**TASK TO CARRY OUT:** Answer with the number of lines in the listing below that contain the word "хотел", and nothing else.

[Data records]
-- Start --

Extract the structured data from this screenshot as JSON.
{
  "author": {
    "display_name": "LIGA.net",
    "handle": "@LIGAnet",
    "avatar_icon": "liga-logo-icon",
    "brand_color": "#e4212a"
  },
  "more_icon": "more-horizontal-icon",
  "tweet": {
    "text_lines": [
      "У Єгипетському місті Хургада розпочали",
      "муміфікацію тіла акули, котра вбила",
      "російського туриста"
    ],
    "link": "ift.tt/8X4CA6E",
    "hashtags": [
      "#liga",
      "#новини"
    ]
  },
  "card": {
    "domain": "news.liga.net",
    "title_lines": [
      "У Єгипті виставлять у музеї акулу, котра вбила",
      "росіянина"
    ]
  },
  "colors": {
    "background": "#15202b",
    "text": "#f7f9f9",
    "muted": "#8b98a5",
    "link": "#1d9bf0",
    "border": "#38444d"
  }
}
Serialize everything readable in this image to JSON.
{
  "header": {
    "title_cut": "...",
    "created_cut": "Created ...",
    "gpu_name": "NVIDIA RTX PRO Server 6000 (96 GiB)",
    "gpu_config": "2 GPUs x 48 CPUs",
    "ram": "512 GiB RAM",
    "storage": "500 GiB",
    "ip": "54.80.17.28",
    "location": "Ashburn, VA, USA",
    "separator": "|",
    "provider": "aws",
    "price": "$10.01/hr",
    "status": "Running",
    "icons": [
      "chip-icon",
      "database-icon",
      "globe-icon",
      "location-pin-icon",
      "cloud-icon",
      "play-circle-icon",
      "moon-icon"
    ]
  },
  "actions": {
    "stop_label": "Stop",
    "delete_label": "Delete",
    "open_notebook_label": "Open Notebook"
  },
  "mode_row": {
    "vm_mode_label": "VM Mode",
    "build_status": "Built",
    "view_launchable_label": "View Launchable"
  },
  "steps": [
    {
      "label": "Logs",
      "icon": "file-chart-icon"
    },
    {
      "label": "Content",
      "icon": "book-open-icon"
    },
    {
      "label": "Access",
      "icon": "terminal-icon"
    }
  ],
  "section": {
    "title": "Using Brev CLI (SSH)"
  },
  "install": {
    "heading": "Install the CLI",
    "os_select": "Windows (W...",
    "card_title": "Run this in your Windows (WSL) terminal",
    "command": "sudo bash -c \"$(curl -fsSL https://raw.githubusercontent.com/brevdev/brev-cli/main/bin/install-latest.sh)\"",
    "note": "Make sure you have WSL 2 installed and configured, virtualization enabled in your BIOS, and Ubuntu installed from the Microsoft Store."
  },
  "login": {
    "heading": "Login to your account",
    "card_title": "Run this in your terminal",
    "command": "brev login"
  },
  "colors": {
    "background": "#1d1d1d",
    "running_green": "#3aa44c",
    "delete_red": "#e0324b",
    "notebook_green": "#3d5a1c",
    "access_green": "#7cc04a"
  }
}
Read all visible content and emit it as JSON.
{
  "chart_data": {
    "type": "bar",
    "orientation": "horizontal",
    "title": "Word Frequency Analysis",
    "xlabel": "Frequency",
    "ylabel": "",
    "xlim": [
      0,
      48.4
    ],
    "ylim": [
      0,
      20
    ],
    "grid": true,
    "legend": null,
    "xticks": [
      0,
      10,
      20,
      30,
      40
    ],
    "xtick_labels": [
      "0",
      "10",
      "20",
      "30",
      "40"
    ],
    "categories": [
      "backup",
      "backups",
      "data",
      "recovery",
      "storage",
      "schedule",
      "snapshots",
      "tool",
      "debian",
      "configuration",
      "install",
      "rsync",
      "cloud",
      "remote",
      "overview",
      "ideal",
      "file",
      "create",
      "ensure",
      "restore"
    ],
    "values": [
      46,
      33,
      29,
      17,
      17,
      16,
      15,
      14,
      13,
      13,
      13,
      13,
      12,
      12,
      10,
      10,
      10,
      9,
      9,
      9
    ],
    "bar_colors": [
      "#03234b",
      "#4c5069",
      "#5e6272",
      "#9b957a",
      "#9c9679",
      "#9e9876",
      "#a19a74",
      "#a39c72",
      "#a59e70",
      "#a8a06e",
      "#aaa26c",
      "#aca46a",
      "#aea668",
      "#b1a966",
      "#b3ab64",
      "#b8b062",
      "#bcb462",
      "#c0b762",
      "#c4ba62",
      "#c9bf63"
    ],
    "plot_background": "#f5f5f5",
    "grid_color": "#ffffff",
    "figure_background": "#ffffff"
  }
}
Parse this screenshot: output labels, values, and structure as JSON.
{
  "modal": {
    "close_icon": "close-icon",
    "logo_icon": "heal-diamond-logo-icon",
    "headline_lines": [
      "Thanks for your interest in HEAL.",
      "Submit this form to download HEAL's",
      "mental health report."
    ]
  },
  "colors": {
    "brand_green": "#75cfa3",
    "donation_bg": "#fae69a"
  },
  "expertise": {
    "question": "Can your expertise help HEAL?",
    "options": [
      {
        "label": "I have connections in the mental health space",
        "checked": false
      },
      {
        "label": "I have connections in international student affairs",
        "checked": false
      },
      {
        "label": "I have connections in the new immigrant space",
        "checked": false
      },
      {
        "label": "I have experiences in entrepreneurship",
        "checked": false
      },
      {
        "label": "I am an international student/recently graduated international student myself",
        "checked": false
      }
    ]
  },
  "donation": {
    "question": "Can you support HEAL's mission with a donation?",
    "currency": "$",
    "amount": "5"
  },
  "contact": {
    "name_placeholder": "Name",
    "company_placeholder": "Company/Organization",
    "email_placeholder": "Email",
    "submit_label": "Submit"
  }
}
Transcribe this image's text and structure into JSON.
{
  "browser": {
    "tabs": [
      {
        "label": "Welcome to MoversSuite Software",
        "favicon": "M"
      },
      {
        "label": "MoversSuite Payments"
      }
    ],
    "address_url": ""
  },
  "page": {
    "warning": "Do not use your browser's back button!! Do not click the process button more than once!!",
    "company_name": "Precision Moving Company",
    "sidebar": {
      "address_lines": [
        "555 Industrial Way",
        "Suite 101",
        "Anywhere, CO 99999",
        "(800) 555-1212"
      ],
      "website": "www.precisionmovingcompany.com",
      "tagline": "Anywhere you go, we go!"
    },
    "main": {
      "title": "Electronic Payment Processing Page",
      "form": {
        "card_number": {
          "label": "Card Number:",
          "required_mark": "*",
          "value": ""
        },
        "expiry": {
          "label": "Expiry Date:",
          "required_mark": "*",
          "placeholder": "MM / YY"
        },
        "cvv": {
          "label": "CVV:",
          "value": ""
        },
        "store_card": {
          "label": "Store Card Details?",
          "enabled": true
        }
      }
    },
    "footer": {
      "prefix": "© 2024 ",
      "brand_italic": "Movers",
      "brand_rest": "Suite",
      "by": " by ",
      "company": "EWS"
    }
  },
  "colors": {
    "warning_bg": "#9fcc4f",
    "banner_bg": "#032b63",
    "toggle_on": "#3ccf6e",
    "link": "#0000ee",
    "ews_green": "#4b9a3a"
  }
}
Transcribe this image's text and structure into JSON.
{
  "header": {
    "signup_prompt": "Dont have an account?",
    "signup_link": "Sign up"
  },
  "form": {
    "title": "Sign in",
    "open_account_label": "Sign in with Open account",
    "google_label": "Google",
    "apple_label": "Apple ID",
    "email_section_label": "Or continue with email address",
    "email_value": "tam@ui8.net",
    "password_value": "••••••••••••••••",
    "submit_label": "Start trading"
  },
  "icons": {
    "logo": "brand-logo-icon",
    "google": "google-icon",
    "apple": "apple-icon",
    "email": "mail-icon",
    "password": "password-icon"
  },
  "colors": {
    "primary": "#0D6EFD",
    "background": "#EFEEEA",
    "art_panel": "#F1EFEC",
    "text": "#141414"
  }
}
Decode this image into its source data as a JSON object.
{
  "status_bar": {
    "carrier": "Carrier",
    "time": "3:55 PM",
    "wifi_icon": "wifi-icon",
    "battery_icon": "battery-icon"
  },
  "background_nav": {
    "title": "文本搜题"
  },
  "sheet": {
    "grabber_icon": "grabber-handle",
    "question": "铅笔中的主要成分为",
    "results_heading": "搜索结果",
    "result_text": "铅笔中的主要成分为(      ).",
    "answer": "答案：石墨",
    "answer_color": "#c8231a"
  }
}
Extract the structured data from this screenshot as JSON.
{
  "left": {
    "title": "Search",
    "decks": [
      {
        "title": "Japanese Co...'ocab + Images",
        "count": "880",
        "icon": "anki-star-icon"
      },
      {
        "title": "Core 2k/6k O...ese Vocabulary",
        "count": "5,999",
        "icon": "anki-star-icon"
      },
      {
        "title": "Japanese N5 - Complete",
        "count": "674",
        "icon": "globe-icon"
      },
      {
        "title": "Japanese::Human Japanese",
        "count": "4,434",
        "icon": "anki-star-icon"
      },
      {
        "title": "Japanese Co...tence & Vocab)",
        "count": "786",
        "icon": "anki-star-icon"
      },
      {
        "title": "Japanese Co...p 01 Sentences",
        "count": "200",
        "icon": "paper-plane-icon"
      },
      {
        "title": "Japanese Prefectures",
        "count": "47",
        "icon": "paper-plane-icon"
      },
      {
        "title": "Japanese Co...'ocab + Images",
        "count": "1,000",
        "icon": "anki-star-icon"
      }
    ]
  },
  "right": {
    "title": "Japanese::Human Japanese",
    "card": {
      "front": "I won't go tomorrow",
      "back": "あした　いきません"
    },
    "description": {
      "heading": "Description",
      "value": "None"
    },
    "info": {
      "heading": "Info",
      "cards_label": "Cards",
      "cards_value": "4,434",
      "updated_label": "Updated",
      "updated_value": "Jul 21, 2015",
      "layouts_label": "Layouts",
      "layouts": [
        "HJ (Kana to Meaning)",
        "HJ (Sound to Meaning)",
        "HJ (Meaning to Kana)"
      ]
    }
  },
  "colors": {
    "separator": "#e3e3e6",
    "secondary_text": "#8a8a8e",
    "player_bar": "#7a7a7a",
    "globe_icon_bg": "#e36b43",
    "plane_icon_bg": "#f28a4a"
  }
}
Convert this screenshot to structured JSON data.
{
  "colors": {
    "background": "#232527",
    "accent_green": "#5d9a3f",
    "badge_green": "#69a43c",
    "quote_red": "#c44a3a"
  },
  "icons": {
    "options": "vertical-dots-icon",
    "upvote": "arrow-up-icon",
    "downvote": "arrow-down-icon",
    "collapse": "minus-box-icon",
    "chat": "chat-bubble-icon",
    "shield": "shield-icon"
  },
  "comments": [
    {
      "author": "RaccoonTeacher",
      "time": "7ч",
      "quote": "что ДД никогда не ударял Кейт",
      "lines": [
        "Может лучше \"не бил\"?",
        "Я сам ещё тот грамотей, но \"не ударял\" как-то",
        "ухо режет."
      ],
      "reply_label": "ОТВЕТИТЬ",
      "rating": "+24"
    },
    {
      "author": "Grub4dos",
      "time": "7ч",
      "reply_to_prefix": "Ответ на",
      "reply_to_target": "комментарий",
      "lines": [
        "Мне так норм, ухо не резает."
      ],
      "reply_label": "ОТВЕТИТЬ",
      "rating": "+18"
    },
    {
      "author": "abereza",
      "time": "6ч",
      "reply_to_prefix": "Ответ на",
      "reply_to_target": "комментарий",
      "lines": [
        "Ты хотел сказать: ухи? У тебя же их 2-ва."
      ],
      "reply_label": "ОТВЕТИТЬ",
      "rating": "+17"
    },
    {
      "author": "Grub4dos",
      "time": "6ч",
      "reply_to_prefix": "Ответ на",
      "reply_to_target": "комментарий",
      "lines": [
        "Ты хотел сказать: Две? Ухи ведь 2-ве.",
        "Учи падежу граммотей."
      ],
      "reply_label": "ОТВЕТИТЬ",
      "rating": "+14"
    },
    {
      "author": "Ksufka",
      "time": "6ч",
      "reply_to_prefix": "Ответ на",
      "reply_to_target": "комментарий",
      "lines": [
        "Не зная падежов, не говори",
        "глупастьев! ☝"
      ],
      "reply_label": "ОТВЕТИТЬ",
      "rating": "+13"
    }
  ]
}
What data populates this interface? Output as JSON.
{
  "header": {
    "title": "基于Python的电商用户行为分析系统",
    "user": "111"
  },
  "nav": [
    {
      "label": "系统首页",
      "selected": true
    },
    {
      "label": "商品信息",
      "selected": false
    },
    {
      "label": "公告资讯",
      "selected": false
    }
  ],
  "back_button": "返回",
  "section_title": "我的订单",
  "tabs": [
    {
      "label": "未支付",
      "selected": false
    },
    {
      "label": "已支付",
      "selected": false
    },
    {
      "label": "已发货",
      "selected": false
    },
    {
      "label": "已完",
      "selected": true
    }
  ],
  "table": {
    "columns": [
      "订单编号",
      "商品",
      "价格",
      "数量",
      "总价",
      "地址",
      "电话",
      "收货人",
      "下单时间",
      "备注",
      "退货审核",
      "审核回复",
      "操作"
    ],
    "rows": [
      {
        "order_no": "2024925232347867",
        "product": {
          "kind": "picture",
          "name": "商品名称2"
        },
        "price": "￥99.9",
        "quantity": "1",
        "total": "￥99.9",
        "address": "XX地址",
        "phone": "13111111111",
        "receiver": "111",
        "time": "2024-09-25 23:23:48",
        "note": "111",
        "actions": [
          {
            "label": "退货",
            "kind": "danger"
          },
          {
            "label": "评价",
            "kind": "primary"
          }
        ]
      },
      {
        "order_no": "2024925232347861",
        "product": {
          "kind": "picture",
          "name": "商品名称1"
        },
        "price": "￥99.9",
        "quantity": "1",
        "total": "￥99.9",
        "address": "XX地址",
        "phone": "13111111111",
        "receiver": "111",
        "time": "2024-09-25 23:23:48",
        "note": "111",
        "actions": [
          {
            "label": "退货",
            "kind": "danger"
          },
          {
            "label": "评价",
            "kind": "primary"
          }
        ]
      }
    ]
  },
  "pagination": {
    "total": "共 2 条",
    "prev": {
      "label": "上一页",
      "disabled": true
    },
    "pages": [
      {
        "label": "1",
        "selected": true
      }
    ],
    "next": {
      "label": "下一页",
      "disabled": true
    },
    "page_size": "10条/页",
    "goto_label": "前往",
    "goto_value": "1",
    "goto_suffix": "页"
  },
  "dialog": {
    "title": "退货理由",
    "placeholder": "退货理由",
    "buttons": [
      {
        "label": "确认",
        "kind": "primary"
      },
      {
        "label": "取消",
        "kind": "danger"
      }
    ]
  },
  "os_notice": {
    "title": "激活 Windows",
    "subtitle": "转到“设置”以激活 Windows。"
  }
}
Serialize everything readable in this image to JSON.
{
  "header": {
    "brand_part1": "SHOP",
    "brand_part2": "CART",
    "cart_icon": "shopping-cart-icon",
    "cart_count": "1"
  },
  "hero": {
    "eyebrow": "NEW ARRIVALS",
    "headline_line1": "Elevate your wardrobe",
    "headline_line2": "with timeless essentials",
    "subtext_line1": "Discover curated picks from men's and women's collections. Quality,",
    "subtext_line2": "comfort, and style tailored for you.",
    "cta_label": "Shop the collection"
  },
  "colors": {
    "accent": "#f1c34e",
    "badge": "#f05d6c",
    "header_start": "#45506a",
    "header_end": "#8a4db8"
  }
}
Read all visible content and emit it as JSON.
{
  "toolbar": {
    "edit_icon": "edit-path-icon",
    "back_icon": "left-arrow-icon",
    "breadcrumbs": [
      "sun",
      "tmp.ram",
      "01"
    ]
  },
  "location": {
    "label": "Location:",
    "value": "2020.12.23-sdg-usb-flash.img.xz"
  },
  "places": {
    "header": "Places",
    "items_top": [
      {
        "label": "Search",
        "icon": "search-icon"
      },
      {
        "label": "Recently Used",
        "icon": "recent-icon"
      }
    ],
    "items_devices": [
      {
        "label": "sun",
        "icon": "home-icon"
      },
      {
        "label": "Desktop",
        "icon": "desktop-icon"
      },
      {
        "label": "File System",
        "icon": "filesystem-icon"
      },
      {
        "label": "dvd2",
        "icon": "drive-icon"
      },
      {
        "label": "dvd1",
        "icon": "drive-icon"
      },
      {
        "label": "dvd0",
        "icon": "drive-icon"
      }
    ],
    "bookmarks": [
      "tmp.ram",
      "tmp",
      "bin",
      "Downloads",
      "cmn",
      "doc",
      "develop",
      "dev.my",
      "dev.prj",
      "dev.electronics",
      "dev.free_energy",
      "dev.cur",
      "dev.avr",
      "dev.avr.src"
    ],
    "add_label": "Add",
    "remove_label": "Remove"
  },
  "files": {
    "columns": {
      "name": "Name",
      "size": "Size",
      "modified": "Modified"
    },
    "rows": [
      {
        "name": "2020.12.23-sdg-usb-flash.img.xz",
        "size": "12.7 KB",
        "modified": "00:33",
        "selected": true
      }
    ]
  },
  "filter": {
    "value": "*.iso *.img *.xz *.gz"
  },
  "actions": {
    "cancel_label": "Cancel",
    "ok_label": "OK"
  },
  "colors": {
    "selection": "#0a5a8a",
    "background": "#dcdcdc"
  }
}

-- End --

**CORRECT OUTPUT:** 2